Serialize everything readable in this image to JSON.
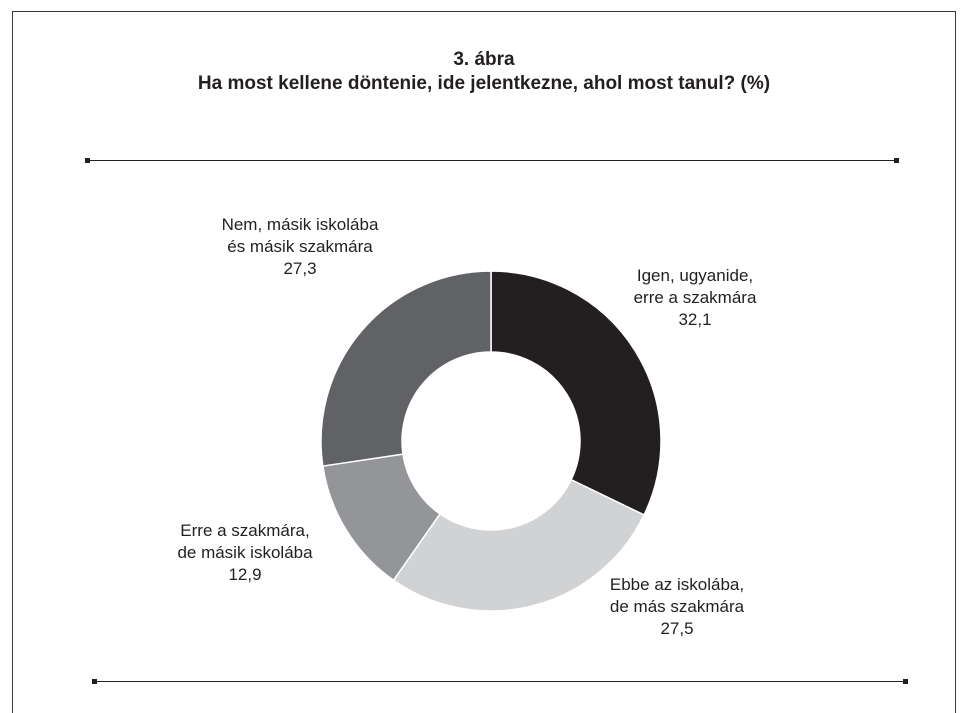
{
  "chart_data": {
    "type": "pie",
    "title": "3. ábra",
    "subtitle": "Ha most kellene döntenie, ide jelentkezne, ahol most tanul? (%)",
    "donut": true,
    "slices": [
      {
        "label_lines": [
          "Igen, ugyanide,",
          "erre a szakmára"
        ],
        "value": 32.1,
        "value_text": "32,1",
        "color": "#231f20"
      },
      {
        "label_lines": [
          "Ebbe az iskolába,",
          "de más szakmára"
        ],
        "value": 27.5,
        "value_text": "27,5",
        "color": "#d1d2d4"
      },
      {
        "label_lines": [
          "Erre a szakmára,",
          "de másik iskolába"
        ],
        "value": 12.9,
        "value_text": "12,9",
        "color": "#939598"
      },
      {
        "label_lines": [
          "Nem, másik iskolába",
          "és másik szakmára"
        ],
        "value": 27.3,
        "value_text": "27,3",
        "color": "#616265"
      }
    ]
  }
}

****************************************

■ **WRITTEN INSTRUCTION**:
Repeat all of the records verbatim, leaving out the pictures.

■ **PROBLEM SOLUTION**:
Serialize everything readable in this image to JSON.
{
  "chart_data": {
    "type": "pie",
    "title": "3. ábra",
    "subtitle": "Ha most kellene döntenie, ide jelentkezne, ahol most tanul? (%)",
    "donut": true,
    "slices": [
      {
        "label_lines": [
          "Igen, ugyanide,",
          "erre a szakmára"
        ],
        "value": 32.1,
        "value_text": "32,1",
        "color": "#231f20"
      },
      {
        "label_lines": [
          "Ebbe az iskolába,",
          "de más szakmára"
        ],
        "value": 27.5,
        "value_text": "27,5",
        "color": "#d1d2d4"
      },
      {
        "label_lines": [
          "Erre a szakmára,",
          "de másik iskolába"
        ],
        "value": 12.9,
        "value_text": "12,9",
        "color": "#939598"
      },
      {
        "label_lines": [
          "Nem, másik iskolába",
          "és másik szakmára"
        ],
        "value": 27.3,
        "value_text": "27,3",
        "color": "#616265"
      }
    ]
  }
}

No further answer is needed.